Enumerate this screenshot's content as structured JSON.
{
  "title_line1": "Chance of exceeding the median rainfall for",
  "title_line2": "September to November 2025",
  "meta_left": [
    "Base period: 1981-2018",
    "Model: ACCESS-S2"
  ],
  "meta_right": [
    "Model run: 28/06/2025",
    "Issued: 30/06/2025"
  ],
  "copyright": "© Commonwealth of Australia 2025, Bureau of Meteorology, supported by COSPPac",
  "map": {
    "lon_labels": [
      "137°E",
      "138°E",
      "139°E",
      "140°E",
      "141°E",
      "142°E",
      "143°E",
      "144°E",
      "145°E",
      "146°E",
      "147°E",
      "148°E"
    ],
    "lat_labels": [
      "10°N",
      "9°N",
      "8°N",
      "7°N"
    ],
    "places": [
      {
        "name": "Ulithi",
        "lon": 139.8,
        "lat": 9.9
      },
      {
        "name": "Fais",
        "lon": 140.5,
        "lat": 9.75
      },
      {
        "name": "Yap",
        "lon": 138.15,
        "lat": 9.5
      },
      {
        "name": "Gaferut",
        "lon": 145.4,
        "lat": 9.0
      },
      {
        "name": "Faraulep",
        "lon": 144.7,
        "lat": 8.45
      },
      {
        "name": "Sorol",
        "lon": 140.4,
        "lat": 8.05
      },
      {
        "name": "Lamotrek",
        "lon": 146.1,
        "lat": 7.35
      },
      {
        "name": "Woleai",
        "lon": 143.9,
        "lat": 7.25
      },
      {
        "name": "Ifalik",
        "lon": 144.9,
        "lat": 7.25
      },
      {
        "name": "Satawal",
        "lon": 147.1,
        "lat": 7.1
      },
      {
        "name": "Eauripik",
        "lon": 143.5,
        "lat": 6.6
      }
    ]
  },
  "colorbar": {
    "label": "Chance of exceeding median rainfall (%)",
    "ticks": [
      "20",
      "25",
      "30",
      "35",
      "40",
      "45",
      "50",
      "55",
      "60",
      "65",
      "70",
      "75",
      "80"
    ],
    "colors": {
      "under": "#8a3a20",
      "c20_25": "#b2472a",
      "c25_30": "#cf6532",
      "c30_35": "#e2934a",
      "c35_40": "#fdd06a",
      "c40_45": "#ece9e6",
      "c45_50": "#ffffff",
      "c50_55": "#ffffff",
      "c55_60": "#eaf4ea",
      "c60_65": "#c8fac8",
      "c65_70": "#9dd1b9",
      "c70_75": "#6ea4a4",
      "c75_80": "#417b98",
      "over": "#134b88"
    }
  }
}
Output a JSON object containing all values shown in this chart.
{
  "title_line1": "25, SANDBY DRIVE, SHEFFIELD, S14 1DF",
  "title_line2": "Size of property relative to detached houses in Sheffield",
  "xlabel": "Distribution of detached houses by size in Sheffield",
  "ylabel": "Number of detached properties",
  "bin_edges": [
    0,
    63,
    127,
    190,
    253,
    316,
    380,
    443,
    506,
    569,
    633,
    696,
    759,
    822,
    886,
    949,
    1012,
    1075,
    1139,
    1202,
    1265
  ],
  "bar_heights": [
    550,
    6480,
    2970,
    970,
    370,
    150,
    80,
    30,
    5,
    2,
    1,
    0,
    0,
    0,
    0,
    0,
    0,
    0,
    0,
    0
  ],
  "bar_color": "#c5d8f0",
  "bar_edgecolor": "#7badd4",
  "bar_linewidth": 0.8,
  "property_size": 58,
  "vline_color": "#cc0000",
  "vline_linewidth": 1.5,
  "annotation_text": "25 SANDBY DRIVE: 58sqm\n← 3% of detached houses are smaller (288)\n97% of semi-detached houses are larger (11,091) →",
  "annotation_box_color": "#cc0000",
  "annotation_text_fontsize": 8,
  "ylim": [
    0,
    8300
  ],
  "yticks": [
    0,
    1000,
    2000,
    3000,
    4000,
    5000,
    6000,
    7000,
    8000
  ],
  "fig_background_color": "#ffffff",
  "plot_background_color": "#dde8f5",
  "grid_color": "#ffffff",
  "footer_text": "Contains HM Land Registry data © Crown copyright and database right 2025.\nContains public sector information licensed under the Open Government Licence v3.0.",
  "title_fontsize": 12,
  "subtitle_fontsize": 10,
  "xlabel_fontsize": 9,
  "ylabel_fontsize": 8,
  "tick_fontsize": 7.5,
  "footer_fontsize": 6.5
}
######
Repeat all of the records above exactly as they appear.

Enumerate this screenshot's content as structured JSON.
{
  "title_line1": "Chance of exceeding the median rainfall for",
  "title_line2": "September to November 2025",
  "meta_left": [
    "Base period: 1981-2018",
    "Model: ACCESS-S2"
  ],
  "meta_right": [
    "Model run: 28/06/2025",
    "Issued: 30/06/2025"
  ],
  "copyright": "© Commonwealth of Australia 2025, Bureau of Meteorology, supported by COSPPac",
  "map": {
    "lon_labels": [
      "137°E",
      "138°E",
      "139°E",
      "140°E",
      "141°E",
      "142°E",
      "143°E",
      "144°E",
      "145°E",
      "146°E",
      "147°E",
      "148°E"
    ],
    "lat_labels": [
      "10°N",
      "9°N",
      "8°N",
      "7°N"
    ],
    "places": [
      {
        "name": "Ulithi",
        "lon": 139.8,
        "lat": 9.9
      },
      {
        "name": "Fais",
        "lon": 140.5,
        "lat": 9.75
      },
      {
        "name": "Yap",
        "lon": 138.15,
        "lat": 9.5
      },
      {
        "name": "Gaferut",
        "lon": 145.4,
        "lat": 9.0
      },
      {
        "name": "Faraulep",
        "lon": 144.7,
        "lat": 8.45
      },
      {
        "name": "Sorol",
        "lon": 140.4,
        "lat": 8.05
      },
      {
        "name": "Lamotrek",
        "lon": 146.1,
        "lat": 7.35
      },
      {
        "name": "Woleai",
        "lon": 143.9,
        "lat": 7.25
      },
      {
        "name": "Ifalik",
        "lon": 144.9,
        "lat": 7.25
      },
      {
        "name": "Satawal",
        "lon": 147.1,
        "lat": 7.1
      },
      {
        "name": "Eauripik",
        "lon": 143.5,
        "lat": 6.6
      }
    ]
  },
  "colorbar": {
    "label": "Chance of exceeding median rainfall (%)",
    "ticks": [
      "20",
      "25",
      "30",
      "35",
      "40",
      "45",
      "50",
      "55",
      "60",
      "65",
      "70",
      "75",
      "80"
    ],
    "colors": {
      "under": "#8a3a20",
      "c20_25": "#b2472a",
      "c25_30": "#cf6532",
      "c30_35": "#e2934a",
      "c35_40": "#fdd06a",
      "c40_45": "#ece9e6",
      "c45_50": "#ffffff",
      "c50_55": "#ffffff",
      "c55_60": "#eaf4ea",
      "c60_65": "#c8fac8",
      "c65_70": "#9dd1b9",
      "c70_75": "#6ea4a4",
      "c75_80": "#417b98",
      "over": "#134b88"
    }
  }
}
Output a JSON object containing all values shown in this chart.
{
  "title_line1": "25, SANDBY DRIVE, SHEFFIELD, S14 1DF",
  "title_line2": "Size of property relative to detached houses in Sheffield",
  "xlabel": "Distribution of detached houses by size in Sheffield",
  "ylabel": "Number of detached properties",
  "bin_edges": [
    0,
    63,
    127,
    190,
    253,
    316,
    380,
    443,
    506,
    569,
    633,
    696,
    759,
    822,
    886,
    949,
    1012,
    1075,
    1139,
    1202,
    1265
  ],
  "bar_heights": [
    550,
    6480,
    2970,
    970,
    370,
    150,
    80,
    30,
    5,
    2,
    1,
    0,
    0,
    0,
    0,
    0,
    0,
    0,
    0,
    0
  ],
  "bar_color": "#c5d8f0",
  "bar_edgecolor": "#7badd4",
  "bar_linewidth": 0.8,
  "property_size": 58,
  "vline_color": "#cc0000",
  "vline_linewidth": 1.5,
  "annotation_text": "25 SANDBY DRIVE: 58sqm\n← 3% of detached houses are smaller (288)\n97% of semi-detached houses are larger (11,091) →",
  "annotation_box_color": "#cc0000",
  "annotation_text_fontsize": 8,
  "ylim": [
    0,
    8300
  ],
  "yticks": [
    0,
    1000,
    2000,
    3000,
    4000,
    5000,
    6000,
    7000,
    8000
  ],
  "fig_background_color": "#ffffff",
  "plot_background_color": "#dde8f5",
  "grid_color": "#ffffff",
  "footer_text": "Contains HM Land Registry data © Crown copyright and database right 2025.\nContains public sector information licensed under the Open Government Licence v3.0.",
  "title_fontsize": 12,
  "subtitle_fontsize": 10,
  "xlabel_fontsize": 9,
  "ylabel_fontsize": 8,
  "tick_fontsize": 7.5,
  "footer_fontsize": 6.5
}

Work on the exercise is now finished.